Your task is to copy each line that has the word "Rete".

◆ **Items from a figure collection**
::::
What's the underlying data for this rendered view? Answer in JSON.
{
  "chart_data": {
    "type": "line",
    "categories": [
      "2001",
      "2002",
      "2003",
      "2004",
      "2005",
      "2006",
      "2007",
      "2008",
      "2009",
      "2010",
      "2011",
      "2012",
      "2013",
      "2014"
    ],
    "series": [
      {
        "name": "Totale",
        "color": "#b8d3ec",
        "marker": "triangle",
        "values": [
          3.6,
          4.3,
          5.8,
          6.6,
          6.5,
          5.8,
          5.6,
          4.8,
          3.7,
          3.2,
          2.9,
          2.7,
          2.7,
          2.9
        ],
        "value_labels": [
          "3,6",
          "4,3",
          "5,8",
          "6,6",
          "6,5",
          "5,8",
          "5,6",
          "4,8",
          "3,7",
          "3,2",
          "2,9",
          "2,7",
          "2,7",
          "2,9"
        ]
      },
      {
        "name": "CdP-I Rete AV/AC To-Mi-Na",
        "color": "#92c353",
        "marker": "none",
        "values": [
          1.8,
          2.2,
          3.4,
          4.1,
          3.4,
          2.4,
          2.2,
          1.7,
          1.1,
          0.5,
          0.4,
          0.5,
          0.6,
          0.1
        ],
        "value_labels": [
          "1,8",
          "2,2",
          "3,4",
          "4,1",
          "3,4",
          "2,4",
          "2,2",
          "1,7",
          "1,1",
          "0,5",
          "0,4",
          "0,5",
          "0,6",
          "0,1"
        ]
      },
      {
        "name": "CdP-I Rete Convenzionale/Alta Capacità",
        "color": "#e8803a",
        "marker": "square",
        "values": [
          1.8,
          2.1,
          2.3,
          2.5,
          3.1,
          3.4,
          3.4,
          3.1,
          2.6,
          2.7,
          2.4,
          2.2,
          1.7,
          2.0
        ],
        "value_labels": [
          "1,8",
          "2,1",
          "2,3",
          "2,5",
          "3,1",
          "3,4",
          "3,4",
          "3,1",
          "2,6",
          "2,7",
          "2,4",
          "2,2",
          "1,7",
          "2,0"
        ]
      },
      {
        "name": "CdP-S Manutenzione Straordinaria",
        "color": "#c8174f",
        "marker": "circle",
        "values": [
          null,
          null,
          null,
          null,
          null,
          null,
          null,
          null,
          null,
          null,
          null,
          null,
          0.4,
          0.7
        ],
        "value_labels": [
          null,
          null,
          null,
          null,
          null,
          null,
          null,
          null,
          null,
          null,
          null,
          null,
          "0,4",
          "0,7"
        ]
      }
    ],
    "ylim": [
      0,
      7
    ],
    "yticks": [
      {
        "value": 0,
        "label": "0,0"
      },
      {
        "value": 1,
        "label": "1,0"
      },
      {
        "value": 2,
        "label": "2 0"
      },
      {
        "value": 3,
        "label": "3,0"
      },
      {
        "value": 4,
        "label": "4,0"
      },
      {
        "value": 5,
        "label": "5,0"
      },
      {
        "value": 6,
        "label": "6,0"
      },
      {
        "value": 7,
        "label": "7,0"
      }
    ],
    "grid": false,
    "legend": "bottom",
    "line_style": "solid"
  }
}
::::
◆ **Written solution**
        "name": "CdP-I Rete AV/AC To-Mi-Na",
        "name": "CdP-I Rete Convenzionale/Alta Capacità",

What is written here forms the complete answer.